Every entry must be echoed exactly.

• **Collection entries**
• • • •
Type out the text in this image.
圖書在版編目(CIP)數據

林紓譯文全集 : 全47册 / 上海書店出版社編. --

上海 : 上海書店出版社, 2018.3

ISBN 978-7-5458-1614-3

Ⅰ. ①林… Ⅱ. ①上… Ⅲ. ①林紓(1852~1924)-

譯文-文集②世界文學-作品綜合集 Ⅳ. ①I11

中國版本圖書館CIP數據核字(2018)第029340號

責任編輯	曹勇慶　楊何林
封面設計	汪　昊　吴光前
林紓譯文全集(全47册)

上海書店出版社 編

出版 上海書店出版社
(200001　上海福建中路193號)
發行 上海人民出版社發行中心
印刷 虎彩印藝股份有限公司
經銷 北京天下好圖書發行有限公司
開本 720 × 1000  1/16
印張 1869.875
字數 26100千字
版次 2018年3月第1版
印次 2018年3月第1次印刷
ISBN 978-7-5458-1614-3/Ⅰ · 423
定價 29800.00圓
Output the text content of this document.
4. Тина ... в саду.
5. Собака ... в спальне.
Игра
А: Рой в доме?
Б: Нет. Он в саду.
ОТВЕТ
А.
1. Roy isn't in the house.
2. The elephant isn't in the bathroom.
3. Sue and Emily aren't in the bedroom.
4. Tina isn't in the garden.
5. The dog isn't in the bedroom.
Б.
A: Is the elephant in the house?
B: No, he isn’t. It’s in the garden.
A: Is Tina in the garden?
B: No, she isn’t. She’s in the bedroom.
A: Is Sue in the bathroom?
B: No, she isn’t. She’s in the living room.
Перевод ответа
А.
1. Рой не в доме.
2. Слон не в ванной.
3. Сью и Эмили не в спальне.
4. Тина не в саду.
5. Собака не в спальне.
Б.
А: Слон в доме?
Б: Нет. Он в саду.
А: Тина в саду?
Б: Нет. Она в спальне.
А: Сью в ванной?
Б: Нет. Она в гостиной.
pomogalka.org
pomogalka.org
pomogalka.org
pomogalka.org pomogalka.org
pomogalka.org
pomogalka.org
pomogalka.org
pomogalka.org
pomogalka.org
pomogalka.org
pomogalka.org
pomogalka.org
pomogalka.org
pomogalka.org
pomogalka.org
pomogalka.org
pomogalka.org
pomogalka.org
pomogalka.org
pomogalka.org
• • • •
• **Written response**
Type out the text in this image.
圖書在版編目(CIP)數據

林紓譯文全集 : 全47册 / 上海書店出版社編. --

上海 : 上海書店出版社, 2018.3

ISBN 978-7-5458-1614-3

Ⅰ. ①林… Ⅱ. ①上… Ⅲ. ①林紓(1852~1924)-

譯文-文集②世界文學-作品綜合集 Ⅳ. ①I11

中國版本圖書館CIP數據核字(2018)第029340號

責任編輯	曹勇慶　楊何林
封面設計	汪　昊　吴光前
林紓譯文全集(全47册)

上海書店出版社 編

出版 上海書店出版社
(200001　上海福建中路193號)
發行 上海人民出版社發行中心
印刷 虎彩印藝股份有限公司
經銷 北京天下好圖書發行有限公司
開本 720 × 1000  1/16
印張 1869.875
字數 26100千字
版次 2018年3月第1版
印次 2018年3月第1次印刷
ISBN 978-7-5458-1614-3/Ⅰ · 423
定價 29800.00圓
Output the text content of this document.
4. Тина ... в саду.
5. Собака ... в спальне.
Игра
А: Рой в доме?
Б: Нет. Он в саду.
ОТВЕТ
А.
1. Roy isn't in the house.
2. The elephant isn't in the bathroom.
3. Sue and Emily aren't in the bedroom.
4. Tina isn't in the garden.
5. The dog isn't in the bedroom.
Б.
A: Is the elephant in the house?
B: No, he isn’t. It’s in the garden.
A: Is Tina in the garden?
B: No, she isn’t. She’s in the bedroom.
A: Is Sue in the bathroom?
B: No, she isn’t. She’s in the living room.
Перевод ответа
А.
1. Рой не в доме.
2. Слон не в ванной.
3. Сью и Эмили не в спальне.
4. Тина не в саду.
5. Собака не в спальне.
Б.
А: Слон в доме?
Б: Нет. Он в саду.
А: Тина в саду?
Б: Нет. Она в спальне.
А: Сью в ванной?
Б: Нет. Она в гостиной.
pomogalka.org
pomogalka.org
pomogalka.org
pomogalka.org pomogalka.org
pomogalka.org
pomogalka.org
pomogalka.org
pomogalka.org
pomogalka.org
pomogalka.org
pomogalka.org
pomogalka.org
pomogalka.org
pomogalka.org
pomogalka.org
pomogalka.org
pomogalka.org
pomogalka.org
pomogalka.org
pomogalka.org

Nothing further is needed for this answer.